*** Record list
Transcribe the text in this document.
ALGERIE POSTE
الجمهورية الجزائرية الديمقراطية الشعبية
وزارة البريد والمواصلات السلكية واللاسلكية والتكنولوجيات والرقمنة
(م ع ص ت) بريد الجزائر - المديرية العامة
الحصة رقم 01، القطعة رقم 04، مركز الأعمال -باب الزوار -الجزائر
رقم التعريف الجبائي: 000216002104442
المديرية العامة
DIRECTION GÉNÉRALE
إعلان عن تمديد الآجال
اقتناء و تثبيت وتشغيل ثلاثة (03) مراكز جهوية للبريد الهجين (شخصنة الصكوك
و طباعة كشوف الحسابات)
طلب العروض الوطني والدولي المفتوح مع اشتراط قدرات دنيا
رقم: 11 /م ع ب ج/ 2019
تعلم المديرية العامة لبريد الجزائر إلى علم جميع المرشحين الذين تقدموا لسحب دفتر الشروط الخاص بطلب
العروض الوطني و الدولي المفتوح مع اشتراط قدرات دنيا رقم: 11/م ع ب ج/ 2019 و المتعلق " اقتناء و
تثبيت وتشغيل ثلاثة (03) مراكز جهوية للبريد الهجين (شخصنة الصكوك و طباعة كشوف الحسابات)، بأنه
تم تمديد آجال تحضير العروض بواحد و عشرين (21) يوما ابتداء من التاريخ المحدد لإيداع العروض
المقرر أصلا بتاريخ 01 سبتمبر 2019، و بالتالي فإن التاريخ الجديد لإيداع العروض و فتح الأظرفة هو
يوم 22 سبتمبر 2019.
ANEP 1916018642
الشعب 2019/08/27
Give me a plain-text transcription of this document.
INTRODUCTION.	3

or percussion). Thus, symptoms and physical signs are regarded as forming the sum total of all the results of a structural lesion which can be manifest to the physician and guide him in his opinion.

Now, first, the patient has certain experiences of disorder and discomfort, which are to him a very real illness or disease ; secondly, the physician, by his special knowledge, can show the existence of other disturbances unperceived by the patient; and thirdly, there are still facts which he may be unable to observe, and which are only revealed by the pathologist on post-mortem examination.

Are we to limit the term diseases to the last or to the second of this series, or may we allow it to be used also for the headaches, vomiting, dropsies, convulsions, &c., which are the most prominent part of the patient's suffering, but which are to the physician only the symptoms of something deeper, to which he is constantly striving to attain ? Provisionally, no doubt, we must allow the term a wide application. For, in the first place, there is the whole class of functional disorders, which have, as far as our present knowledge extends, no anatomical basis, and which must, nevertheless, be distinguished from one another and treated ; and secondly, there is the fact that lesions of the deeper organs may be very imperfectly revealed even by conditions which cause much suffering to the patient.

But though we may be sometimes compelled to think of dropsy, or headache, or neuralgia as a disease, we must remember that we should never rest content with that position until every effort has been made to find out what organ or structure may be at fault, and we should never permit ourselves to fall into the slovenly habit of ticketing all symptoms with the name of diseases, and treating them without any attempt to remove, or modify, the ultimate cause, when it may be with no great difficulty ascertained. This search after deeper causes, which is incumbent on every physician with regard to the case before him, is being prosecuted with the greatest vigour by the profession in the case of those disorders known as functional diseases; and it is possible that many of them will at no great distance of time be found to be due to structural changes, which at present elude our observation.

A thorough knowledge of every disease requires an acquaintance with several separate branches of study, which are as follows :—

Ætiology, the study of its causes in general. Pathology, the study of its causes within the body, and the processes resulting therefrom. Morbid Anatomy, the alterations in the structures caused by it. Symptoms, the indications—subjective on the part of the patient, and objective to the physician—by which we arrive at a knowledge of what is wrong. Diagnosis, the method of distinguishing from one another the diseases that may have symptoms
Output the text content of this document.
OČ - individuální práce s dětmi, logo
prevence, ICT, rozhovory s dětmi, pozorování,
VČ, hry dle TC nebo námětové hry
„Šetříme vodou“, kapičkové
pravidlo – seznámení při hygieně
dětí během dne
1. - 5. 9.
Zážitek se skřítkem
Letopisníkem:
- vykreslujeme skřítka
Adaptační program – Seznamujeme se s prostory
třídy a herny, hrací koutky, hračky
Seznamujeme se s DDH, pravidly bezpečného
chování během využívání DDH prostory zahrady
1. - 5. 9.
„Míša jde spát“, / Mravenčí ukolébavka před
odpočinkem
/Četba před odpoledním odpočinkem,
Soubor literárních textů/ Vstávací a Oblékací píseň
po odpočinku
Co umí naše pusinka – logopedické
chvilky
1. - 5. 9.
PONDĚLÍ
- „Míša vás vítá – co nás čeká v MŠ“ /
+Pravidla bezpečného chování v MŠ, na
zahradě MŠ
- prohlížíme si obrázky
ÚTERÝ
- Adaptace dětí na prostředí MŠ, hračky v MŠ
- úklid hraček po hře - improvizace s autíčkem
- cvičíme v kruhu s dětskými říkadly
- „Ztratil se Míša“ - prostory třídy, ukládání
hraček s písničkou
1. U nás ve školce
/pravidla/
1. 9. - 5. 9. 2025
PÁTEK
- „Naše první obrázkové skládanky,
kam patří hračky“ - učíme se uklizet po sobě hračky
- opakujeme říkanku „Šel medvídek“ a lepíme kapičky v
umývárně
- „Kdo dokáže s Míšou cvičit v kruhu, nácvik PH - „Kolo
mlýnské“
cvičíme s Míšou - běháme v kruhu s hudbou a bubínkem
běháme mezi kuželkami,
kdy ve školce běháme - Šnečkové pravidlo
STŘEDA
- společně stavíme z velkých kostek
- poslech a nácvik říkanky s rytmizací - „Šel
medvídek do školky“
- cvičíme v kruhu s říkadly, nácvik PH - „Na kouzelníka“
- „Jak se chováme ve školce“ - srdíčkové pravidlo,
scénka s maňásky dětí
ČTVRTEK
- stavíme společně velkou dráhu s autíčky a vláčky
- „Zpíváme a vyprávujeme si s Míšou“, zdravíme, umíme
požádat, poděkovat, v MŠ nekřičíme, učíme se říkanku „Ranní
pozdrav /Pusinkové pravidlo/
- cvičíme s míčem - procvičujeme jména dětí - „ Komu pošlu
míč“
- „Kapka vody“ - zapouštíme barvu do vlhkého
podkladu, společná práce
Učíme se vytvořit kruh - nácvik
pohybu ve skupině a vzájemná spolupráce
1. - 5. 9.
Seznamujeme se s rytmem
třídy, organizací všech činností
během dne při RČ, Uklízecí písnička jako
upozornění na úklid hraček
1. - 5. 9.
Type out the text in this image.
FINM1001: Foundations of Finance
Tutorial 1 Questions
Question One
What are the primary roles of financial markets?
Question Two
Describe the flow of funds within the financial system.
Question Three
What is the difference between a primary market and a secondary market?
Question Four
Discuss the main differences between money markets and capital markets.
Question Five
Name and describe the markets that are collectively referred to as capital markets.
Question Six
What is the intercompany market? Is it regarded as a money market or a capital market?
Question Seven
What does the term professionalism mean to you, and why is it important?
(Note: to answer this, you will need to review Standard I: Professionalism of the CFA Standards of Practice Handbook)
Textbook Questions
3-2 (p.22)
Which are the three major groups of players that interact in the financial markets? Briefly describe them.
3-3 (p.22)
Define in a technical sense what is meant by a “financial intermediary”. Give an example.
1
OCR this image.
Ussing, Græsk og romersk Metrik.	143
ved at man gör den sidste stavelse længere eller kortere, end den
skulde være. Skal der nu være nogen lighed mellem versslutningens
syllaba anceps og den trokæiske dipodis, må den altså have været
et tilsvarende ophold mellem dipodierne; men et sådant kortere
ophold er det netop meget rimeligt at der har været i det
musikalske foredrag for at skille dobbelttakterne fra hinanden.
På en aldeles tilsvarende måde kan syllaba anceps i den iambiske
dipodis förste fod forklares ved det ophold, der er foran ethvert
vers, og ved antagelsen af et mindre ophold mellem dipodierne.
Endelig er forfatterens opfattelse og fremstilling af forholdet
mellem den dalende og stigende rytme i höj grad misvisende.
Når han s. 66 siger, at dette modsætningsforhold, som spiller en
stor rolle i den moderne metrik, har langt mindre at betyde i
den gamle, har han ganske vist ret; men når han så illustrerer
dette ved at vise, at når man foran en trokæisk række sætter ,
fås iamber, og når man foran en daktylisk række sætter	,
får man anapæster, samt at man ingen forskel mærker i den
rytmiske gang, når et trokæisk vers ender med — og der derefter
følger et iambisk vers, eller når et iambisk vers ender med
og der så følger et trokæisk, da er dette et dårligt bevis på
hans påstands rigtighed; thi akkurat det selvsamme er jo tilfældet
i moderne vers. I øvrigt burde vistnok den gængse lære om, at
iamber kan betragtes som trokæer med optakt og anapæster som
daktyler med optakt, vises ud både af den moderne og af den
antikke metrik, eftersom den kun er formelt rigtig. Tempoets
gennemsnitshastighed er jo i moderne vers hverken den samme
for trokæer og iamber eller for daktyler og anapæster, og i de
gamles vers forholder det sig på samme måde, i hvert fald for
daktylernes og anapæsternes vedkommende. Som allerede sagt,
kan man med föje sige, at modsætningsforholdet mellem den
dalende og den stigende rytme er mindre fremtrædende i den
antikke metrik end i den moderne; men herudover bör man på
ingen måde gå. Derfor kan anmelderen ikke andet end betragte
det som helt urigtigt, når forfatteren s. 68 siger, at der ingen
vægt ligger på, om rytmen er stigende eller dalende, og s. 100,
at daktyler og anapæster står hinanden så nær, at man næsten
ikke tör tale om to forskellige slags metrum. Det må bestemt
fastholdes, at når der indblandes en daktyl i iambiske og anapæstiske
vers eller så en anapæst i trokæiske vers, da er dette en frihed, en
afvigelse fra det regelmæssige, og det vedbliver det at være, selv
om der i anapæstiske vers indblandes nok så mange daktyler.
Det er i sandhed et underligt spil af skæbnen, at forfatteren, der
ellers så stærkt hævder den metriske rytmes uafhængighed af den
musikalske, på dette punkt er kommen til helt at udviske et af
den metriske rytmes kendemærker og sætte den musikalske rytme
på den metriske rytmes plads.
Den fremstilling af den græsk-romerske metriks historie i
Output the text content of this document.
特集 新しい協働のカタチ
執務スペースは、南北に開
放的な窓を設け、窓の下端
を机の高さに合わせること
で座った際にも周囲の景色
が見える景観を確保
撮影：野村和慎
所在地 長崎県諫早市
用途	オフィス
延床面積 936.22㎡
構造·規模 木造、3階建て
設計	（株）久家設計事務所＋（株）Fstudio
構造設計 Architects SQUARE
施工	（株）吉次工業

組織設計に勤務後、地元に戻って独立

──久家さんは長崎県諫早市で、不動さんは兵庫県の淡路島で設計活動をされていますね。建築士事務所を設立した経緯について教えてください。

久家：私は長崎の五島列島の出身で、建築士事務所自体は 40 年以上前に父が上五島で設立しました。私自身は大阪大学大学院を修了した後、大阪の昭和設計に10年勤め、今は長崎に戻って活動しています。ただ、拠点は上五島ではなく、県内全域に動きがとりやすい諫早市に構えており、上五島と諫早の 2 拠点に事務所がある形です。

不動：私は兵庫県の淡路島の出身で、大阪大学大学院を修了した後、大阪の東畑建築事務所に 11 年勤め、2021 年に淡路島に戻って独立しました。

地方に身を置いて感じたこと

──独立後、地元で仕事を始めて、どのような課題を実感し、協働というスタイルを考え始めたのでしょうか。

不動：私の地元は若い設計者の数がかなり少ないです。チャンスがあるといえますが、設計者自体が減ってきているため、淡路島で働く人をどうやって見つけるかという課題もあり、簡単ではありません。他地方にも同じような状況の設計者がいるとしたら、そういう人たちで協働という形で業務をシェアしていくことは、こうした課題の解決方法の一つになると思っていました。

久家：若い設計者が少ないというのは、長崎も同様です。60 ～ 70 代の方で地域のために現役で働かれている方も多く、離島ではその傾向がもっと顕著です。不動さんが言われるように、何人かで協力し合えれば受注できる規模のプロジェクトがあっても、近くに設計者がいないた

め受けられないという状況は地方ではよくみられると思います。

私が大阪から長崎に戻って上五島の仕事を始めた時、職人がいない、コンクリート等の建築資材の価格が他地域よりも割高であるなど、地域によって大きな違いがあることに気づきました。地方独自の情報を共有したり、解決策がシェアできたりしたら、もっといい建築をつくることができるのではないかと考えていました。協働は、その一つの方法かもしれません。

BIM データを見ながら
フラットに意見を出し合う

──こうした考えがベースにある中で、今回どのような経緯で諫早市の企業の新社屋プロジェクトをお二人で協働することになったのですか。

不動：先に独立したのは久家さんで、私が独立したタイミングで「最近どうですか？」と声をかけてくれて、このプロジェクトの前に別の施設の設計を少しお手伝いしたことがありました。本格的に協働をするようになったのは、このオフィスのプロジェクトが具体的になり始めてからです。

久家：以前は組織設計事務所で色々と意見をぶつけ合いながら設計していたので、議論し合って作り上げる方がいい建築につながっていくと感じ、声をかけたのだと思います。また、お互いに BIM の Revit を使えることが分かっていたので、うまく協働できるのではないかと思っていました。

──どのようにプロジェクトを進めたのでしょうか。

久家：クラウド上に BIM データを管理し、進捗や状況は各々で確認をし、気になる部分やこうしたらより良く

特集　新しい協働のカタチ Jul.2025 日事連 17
******
**Work required**. From the listing, copy each line containing the word "říkanku".

**Final result**.
- opakujeme říkanku „Šel medvídek“ a lepíme kapičky v
požádat, poděkovat, v MŠ nekřičíme, učíme se říkanku „Ranní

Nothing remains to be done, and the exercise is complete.